_WORK TO BE COMPLETED_
Print the full listing exactly.

_INPUT RECORDS_
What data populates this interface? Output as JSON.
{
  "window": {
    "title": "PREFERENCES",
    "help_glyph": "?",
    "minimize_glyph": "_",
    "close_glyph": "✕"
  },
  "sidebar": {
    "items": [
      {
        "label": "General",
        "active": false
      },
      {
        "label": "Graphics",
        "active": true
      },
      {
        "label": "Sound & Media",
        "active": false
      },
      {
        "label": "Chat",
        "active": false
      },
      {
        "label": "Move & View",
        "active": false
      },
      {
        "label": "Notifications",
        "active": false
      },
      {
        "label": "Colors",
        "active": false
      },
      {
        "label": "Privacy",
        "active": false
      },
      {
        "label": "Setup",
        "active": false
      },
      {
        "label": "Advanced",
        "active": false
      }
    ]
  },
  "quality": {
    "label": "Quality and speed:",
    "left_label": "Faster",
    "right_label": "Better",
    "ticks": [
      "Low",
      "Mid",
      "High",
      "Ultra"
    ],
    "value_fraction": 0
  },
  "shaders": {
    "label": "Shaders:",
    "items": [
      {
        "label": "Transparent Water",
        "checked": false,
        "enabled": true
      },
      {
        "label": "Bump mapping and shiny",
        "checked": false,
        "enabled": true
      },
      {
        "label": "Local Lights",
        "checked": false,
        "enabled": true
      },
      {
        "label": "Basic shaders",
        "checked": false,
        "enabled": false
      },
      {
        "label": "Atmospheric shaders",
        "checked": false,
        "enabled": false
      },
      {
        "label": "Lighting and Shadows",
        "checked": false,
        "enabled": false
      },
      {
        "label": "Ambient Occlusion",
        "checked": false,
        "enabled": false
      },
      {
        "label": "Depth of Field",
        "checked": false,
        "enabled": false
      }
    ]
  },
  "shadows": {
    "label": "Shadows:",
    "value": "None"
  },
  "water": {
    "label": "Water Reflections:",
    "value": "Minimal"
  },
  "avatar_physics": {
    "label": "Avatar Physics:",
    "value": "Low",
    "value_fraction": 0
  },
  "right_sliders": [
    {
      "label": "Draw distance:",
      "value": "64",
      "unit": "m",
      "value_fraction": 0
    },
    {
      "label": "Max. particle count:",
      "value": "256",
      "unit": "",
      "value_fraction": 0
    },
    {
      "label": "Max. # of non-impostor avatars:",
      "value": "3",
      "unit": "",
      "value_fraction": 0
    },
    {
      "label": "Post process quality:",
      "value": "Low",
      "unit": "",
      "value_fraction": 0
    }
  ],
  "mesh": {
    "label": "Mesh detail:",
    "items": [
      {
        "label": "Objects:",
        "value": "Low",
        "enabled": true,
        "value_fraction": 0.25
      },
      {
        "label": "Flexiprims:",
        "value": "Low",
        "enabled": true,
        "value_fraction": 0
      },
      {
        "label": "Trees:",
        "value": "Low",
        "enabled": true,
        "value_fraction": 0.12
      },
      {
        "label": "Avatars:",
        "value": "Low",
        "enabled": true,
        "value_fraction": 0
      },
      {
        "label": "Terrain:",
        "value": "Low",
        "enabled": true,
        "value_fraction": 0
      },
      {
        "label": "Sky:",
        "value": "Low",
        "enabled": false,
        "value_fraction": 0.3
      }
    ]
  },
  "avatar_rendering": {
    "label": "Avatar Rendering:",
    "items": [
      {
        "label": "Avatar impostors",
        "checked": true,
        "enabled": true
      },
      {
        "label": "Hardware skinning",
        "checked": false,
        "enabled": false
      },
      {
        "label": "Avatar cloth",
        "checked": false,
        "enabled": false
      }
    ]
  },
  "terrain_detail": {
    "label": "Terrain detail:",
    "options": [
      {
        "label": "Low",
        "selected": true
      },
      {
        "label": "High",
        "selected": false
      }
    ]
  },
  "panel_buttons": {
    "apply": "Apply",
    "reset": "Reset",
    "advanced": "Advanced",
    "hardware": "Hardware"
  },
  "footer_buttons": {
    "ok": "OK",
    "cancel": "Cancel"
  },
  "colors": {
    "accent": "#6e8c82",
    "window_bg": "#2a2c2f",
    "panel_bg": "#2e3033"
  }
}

_CORRECT RESPONSE_
What data populates this interface? Output as JSON.
{
  "window": {
    "title": "PREFERENCES",
    "help_glyph": "?",
    "minimize_glyph": "_",
    "close_glyph": "✕"
  },
  "sidebar": {
    "items": [
      {
        "label": "General",
        "active": false
      },
      {
        "label": "Graphics",
        "active": true
      },
      {
        "label": "Sound & Media",
        "active": false
      },
      {
        "label": "Chat",
        "active": false
      },
      {
        "label": "Move & View",
        "active": false
      },
      {
        "label": "Notifications",
        "active": false
      },
      {
        "label": "Colors",
        "active": false
      },
      {
        "label": "Privacy",
        "active": false
      },
      {
        "label": "Setup",
        "active": false
      },
      {
        "label": "Advanced",
        "active": false
      }
    ]
  },
  "quality": {
    "label": "Quality and speed:",
    "left_label": "Faster",
    "right_label": "Better",
    "ticks": [
      "Low",
      "Mid",
      "High",
      "Ultra"
    ],
    "value_fraction": 0
  },
  "shaders": {
    "label": "Shaders:",
    "items": [
      {
        "label": "Transparent Water",
        "checked": false,
        "enabled": true
      },
      {
        "label": "Bump mapping and shiny",
        "checked": false,
        "enabled": true
      },
      {
        "label": "Local Lights",
        "checked": false,
        "enabled": true
      },
      {
        "label": "Basic shaders",
        "checked": false,
        "enabled": false
      },
      {
        "label": "Atmospheric shaders",
        "checked": false,
        "enabled": false
      },
      {
        "label": "Lighting and Shadows",
        "checked": false,
        "enabled": false
      },
      {
        "label": "Ambient Occlusion",
        "checked": false,
        "enabled": false
      },
      {
        "label": "Depth of Field",
        "checked": false,
        "enabled": false
      }
    ]
  },
  "shadows": {
    "label": "Shadows:",
    "value": "None"
  },
  "water": {
    "label": "Water Reflections:",
    "value": "Minimal"
  },
  "avatar_physics": {
    "label": "Avatar Physics:",
    "value": "Low",
    "value_fraction": 0
  },
  "right_sliders": [
    {
      "label": "Draw distance:",
      "value": "64",
      "unit": "m",
      "value_fraction": 0
    },
    {
      "label": "Max. particle count:",
      "value": "256",
      "unit": "",
      "value_fraction": 0
    },
    {
      "label": "Max. # of non-impostor avatars:",
      "value": "3",
      "unit": "",
      "value_fraction": 0
    },
    {
      "label": "Post process quality:",
      "value": "Low",
      "unit": "",
      "value_fraction": 0
    }
  ],
  "mesh": {
    "label": "Mesh detail:",
    "items": [
      {
        "label": "Objects:",
        "value": "Low",
        "enabled": true,
        "value_fraction": 0.25
      },
      {
        "label": "Flexiprims:",
        "value": "Low",
        "enabled": true,
        "value_fraction": 0
      },
      {
        "label": "Trees:",
        "value": "Low",
        "enabled": true,
        "value_fraction": 0.12
      },
      {
        "label": "Avatars:",
        "value": "Low",
        "enabled": true,
        "value_fraction": 0
      },
      {
        "label": "Terrain:",
        "value": "Low",
        "enabled": true,
        "value_fraction": 0
      },
      {
        "label": "Sky:",
        "value": "Low",
        "enabled": false,
        "value_fraction": 0.3
      }
    ]
  },
  "avatar_rendering": {
    "label": "Avatar Rendering:",
    "items": [
      {
        "label": "Avatar impostors",
        "checked": true,
        "enabled": true
      },
      {
        "label": "Hardware skinning",
        "checked": false,
        "enabled": false
      },
      {
        "label": "Avatar cloth",
        "checked": false,
        "enabled": false
      }
    ]
  },
  "terrain_detail": {
    "label": "Terrain detail:",
    "options": [
      {
        "label": "Low",
        "selected": true
      },
      {
        "label": "High",
        "selected": false
      }
    ]
  },
  "panel_buttons": {
    "apply": "Apply",
    "reset": "Reset",
    "advanced": "Advanced",
    "hardware": "Hardware"
  },
  "footer_buttons": {
    "ok": "OK",
    "cancel": "Cancel"
  },
  "colors": {
    "accent": "#6e8c82",
    "window_bg": "#2a2c2f",
    "panel_bg": "#2e3033"
  }
}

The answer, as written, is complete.